» AIM
Give only the number of lines below that contain the word "Consumer".

[START RECORDS SHOWN]

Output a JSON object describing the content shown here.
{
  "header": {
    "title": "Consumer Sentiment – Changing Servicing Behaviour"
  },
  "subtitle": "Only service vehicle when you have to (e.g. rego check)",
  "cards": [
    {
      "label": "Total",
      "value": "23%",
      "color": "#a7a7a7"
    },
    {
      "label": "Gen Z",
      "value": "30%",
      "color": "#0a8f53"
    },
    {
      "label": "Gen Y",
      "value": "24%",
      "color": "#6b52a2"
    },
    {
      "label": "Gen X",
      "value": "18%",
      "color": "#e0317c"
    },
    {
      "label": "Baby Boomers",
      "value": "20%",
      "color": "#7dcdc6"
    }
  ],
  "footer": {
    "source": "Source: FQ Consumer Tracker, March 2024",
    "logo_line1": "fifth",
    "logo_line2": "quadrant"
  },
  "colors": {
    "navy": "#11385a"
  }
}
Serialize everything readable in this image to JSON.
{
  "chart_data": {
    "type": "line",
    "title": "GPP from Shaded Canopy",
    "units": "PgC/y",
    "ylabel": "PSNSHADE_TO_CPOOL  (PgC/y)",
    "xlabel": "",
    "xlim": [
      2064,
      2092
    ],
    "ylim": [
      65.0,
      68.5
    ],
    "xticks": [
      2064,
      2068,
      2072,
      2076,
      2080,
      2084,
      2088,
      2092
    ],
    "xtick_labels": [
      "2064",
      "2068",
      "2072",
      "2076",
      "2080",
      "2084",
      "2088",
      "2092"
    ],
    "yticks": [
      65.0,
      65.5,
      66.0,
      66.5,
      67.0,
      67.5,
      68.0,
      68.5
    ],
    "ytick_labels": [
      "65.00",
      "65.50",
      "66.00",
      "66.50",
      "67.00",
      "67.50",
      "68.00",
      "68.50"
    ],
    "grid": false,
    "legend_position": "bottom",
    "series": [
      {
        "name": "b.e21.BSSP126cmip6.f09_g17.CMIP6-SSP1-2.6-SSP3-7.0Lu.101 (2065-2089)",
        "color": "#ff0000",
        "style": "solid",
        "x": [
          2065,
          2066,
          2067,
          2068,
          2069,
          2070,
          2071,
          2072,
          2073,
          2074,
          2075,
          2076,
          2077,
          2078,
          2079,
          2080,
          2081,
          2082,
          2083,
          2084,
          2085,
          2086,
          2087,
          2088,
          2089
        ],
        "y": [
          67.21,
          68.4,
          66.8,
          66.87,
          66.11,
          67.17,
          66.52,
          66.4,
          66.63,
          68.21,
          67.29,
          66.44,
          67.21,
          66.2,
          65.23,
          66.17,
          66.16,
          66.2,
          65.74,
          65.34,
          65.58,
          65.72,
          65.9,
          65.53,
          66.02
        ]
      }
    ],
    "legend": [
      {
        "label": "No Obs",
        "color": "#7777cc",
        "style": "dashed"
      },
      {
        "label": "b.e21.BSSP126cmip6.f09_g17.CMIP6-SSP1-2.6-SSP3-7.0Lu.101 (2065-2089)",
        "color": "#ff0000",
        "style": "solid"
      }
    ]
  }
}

[END RECORDS SHOWN]

» COMPLETED TASK
2